==== Items
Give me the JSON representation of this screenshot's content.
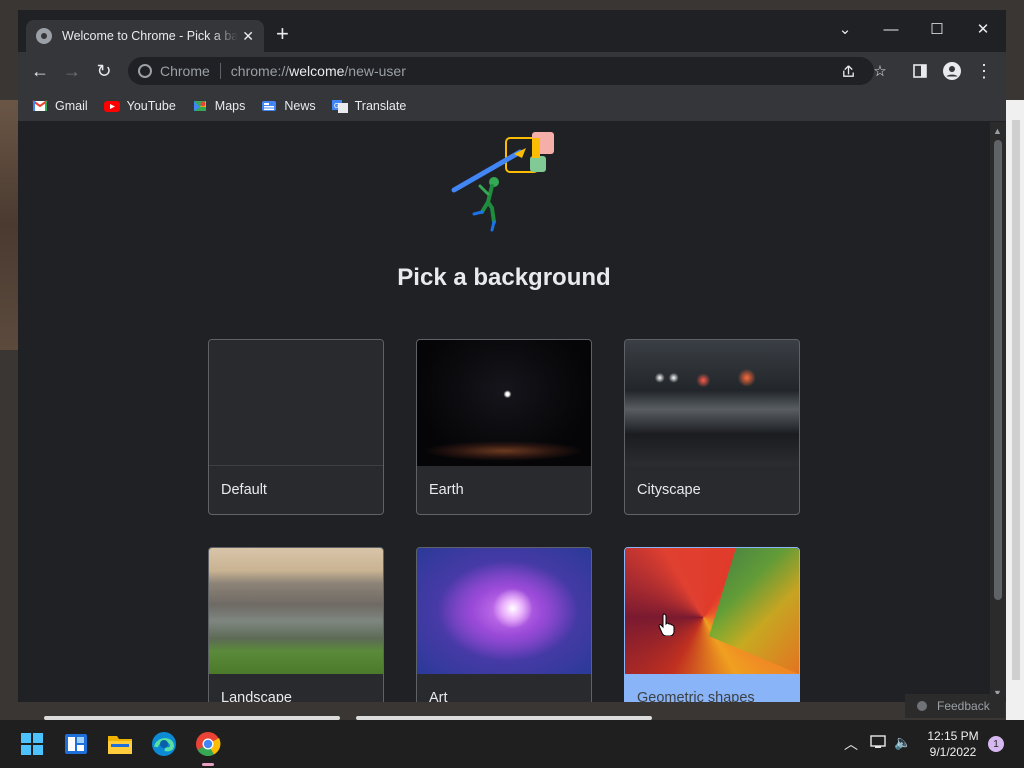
{
  "window": {
    "tab_title": "Welcome to Chrome - Pick a background",
    "new_tab_symbol": "+"
  },
  "controls": {
    "tab_search": "⌄",
    "minimize": "—",
    "maximize": "☐",
    "close": "✕"
  },
  "toolbar": {
    "back": "←",
    "forward": "→",
    "reload": "↻",
    "site_chip": "Chrome",
    "url_prefix": "chrome://",
    "url_host": "welcome",
    "url_path": "/new-user"
  },
  "bookmarks": [
    {
      "label": "Gmail",
      "icon": "gmail-icon",
      "color": "#ea4335"
    },
    {
      "label": "YouTube",
      "icon": "youtube-icon",
      "color": "#ff0000"
    },
    {
      "label": "Maps",
      "icon": "maps-icon",
      "color": "#34a853"
    },
    {
      "label": "News",
      "icon": "news-icon",
      "color": "#4285f4"
    },
    {
      "label": "Translate",
      "icon": "translate-icon",
      "color": "#4285f4"
    }
  ],
  "page": {
    "heading": "Pick a background",
    "backgrounds": [
      {
        "label": "Default",
        "selected": false
      },
      {
        "label": "Earth",
        "selected": false
      },
      {
        "label": "Cityscape",
        "selected": false
      },
      {
        "label": "Landscape",
        "selected": false
      },
      {
        "label": "Art",
        "selected": false
      },
      {
        "label": "Geometric shapes",
        "selected": true
      }
    ],
    "feedback": "Feedback"
  },
  "taskbar": {
    "time": "12:15 PM",
    "date": "9/1/2022",
    "notification_count": "1"
  },
  "colors": {
    "accent": "#8ab4f8",
    "window_bg": "#202124",
    "toolbar_bg": "#35363a"
  }
}
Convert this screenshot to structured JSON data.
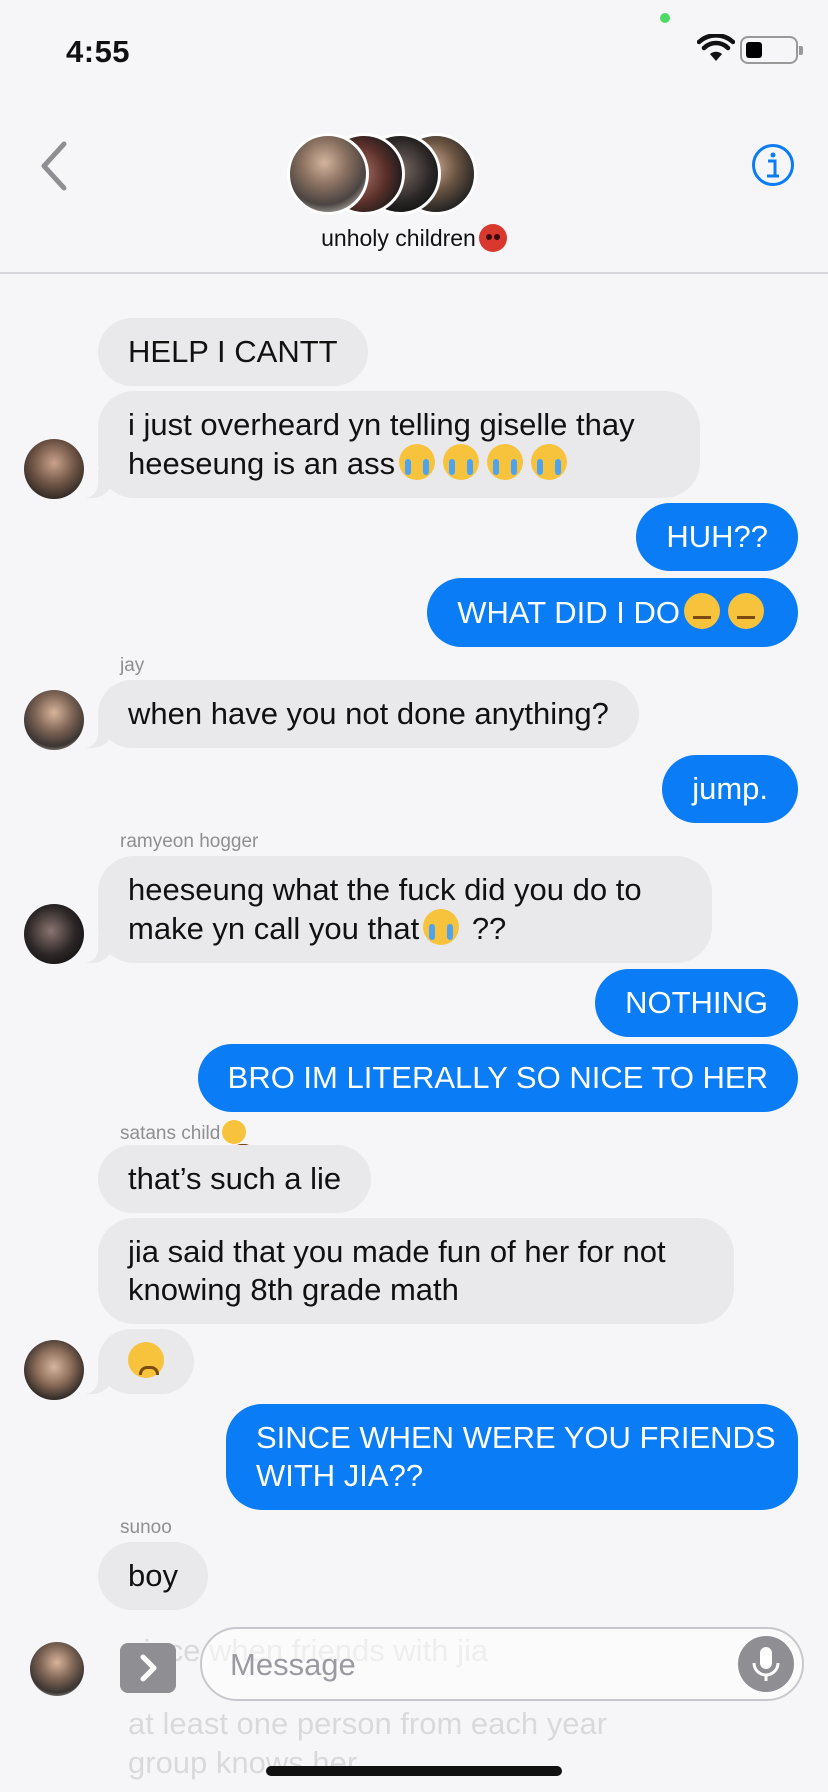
========
Stated problem: Leave out the pictures and retype every line above exactly.

Written solution:
Give me the JSON representation of this screenshot's content.
{
  "window": {
    "tab_title": "Welcome to Chrome - Pick a background",
    "new_tab_symbol": "+"
  },
  "controls": {
    "tab_search": "⌄",
    "minimize": "—",
    "maximize": "☐",
    "close": "✕"
  },
  "toolbar": {
    "back": "←",
    "forward": "→",
    "reload": "↻",
    "site_chip": "Chrome",
    "url_prefix": "chrome://",
    "url_host": "welcome",
    "url_path": "/new-user"
  },
  "bookmarks": [
    {
      "label": "Gmail",
      "icon": "gmail-icon",
      "color": "#ea4335"
    },
    {
      "label": "YouTube",
      "icon": "youtube-icon",
      "color": "#ff0000"
    },
    {
      "label": "Maps",
      "icon": "maps-icon",
      "color": "#34a853"
    },
    {
      "label": "News",
      "icon": "news-icon",
      "color": "#4285f4"
    },
    {
      "label": "Translate",
      "icon": "translate-icon",
      "color": "#4285f4"
    }
  ],
  "page": {
    "heading": "Pick a background",
    "backgrounds": [
      {
        "label": "Default",
        "selected": false
      },
      {
        "label": "Earth",
        "selected": false
      },
      {
        "label": "Cityscape",
        "selected": false
      },
      {
        "label": "Landscape",
        "selected": false
      },
      {
        "label": "Art",
        "selected": false
      },
      {
        "label": "Geometric shapes",
        "selected": true
      }
    ],
    "feedback": "Feedback"
  },
  "taskbar": {
    "time": "12:15 PM",
    "date": "9/1/2022",
    "notification_count": "1"
  },
  "colors": {
    "accent": "#8ab4f8",
    "window_bg": "#202124",
    "toolbar_bg": "#35363a"
  }
}
Convert this screenshot to structured JSON data.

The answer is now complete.